▸ THE PROBLEM
Copy all of the records below verbatim.

▸ DATA PROVIDED
-=-=-

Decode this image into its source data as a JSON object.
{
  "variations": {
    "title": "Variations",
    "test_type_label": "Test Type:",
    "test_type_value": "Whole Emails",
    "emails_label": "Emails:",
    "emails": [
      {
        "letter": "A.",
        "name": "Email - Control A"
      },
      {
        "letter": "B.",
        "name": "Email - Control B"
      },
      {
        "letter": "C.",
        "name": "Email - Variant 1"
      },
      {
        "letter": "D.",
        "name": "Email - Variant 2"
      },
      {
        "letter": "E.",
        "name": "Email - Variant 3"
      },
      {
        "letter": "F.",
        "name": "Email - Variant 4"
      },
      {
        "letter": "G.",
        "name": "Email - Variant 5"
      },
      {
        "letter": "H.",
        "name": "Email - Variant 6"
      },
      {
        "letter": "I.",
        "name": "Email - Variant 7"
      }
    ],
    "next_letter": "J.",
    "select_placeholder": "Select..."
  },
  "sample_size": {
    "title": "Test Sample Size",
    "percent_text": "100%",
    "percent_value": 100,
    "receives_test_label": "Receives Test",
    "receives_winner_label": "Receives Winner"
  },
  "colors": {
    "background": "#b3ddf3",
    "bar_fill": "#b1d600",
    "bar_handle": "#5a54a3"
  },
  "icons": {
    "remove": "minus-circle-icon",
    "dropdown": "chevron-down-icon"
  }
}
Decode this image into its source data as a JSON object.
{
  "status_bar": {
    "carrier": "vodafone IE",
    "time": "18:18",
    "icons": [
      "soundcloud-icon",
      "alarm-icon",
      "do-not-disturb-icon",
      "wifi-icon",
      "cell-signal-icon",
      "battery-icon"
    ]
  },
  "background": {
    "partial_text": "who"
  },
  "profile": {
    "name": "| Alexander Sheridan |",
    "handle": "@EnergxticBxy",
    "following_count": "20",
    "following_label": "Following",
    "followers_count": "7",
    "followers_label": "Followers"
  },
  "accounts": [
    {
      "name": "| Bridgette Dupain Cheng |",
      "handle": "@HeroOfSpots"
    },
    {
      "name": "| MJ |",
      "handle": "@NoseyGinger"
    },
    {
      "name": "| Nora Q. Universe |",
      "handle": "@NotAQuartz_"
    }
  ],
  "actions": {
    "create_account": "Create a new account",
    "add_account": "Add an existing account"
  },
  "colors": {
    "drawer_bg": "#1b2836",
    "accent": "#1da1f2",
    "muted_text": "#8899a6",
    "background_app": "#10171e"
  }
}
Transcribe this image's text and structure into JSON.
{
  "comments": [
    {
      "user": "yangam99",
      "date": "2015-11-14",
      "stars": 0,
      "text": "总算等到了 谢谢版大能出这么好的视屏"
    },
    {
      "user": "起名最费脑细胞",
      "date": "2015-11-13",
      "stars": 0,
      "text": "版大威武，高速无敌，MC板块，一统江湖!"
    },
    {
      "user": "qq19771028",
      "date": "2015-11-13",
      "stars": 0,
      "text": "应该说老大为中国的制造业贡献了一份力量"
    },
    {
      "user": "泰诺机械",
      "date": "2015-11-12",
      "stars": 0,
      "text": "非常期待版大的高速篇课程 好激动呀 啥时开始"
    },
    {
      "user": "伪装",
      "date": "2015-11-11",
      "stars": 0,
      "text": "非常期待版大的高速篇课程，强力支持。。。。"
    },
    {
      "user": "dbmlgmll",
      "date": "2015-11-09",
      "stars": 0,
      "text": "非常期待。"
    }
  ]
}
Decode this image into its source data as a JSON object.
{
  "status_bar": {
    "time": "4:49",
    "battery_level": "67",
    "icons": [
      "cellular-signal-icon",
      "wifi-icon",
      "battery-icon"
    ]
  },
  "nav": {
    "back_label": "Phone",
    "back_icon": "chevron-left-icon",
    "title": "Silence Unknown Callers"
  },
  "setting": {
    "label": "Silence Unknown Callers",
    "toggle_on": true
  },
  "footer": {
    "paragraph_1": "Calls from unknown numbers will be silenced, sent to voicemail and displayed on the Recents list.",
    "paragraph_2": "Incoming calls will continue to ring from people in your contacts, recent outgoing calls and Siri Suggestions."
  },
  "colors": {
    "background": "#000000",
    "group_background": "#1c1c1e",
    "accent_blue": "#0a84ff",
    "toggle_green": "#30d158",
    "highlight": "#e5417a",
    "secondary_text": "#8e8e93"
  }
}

-=-=-

▸ WRITTEN REPLY
Decode this image into its source data as a JSON object.
{
  "variations": {
    "title": "Variations",
    "test_type_label": "Test Type:",
    "test_type_value": "Whole Emails",
    "emails_label": "Emails:",
    "emails": [
      {
        "letter": "A.",
        "name": "Email - Control A"
      },
      {
        "letter": "B.",
        "name": "Email - Control B"
      },
      {
        "letter": "C.",
        "name": "Email - Variant 1"
      },
      {
        "letter": "D.",
        "name": "Email - Variant 2"
      },
      {
        "letter": "E.",
        "name": "Email - Variant 3"
      },
      {
        "letter": "F.",
        "name": "Email - Variant 4"
      },
      {
        "letter": "G.",
        "name": "Email - Variant 5"
      },
      {
        "letter": "H.",
        "name": "Email - Variant 6"
      },
      {
        "letter": "I.",
        "name": "Email - Variant 7"
      }
    ],
    "next_letter": "J.",
    "select_placeholder": "Select..."
  },
  "sample_size": {
    "title": "Test Sample Size",
    "percent_text": "100%",
    "percent_value": 100,
    "receives_test_label": "Receives Test",
    "receives_winner_label": "Receives Winner"
  },
  "colors": {
    "background": "#b3ddf3",
    "bar_fill": "#b1d600",
    "bar_handle": "#5a54a3"
  },
  "icons": {
    "remove": "minus-circle-icon",
    "dropdown": "chevron-down-icon"
  }
}
Decode this image into its source data as a JSON object.
{
  "status_bar": {
    "carrier": "vodafone IE",
    "time": "18:18",
    "icons": [
      "soundcloud-icon",
      "alarm-icon",
      "do-not-disturb-icon",
      "wifi-icon",
      "cell-signal-icon",
      "battery-icon"
    ]
  },
  "background": {
    "partial_text": "who"
  },
  "profile": {
    "name": "| Alexander Sheridan |",
    "handle": "@EnergxticBxy",
    "following_count": "20",
    "following_label": "Following",
    "followers_count": "7",
    "followers_label": "Followers"
  },
  "accounts": [
    {
      "name": "| Bridgette Dupain Cheng |",
      "handle": "@HeroOfSpots"
    },
    {
      "name": "| MJ |",
      "handle": "@NoseyGinger"
    },
    {
      "name": "| Nora Q. Universe |",
      "handle": "@NotAQuartz_"
    }
  ],
  "actions": {
    "create_account": "Create a new account",
    "add_account": "Add an existing account"
  },
  "colors": {
    "drawer_bg": "#1b2836",
    "accent": "#1da1f2",
    "muted_text": "#8899a6",
    "background_app": "#10171e"
  }
}
Transcribe this image's text and structure into JSON.
{
  "comments": [
    {
      "user": "yangam99",
      "date": "2015-11-14",
      "stars": 0,
      "text": "总算等到了 谢谢版大能出这么好的视屏"
    },
    {
      "user": "起名最费脑细胞",
      "date": "2015-11-13",
      "stars": 0,
      "text": "版大威武，高速无敌，MC板块，一统江湖!"
    },
    {
      "user": "qq19771028",
      "date": "2015-11-13",
      "stars": 0,
      "text": "应该说老大为中国的制造业贡献了一份力量"
    },
    {
      "user": "泰诺机械",
      "date": "2015-11-12",
      "stars": 0,
      "text": "非常期待版大的高速篇课程 好激动呀 啥时开始"
    },
    {
      "user": "伪装",
      "date": "2015-11-11",
      "stars": 0,
      "text": "非常期待版大的高速篇课程，强力支持。。。。"
    },
    {
      "user": "dbmlgmll",
      "date": "2015-11-09",
      "stars": 0,
      "text": "非常期待。"
    }
  ]
}
Decode this image into its source data as a JSON object.
{
  "status_bar": {
    "time": "4:49",
    "battery_level": "67",
    "icons": [
      "cellular-signal-icon",
      "wifi-icon",
      "battery-icon"
    ]
  },
  "nav": {
    "back_label": "Phone",
    "back_icon": "chevron-left-icon",
    "title": "Silence Unknown Callers"
  },
  "setting": {
    "label": "Silence Unknown Callers",
    "toggle_on": true
  },
  "footer": {
    "paragraph_1": "Calls from unknown numbers will be silenced, sent to voicemail and displayed on the Recents list.",
    "paragraph_2": "Incoming calls will continue to ring from people in your contacts, recent outgoing calls and Siri Suggestions."
  },
  "colors": {
    "background": "#000000",
    "group_background": "#1c1c1e",
    "accent_blue": "#0a84ff",
    "toggle_green": "#30d158",
    "highlight": "#e5417a",
    "secondary_text": "#8e8e93"
  }
}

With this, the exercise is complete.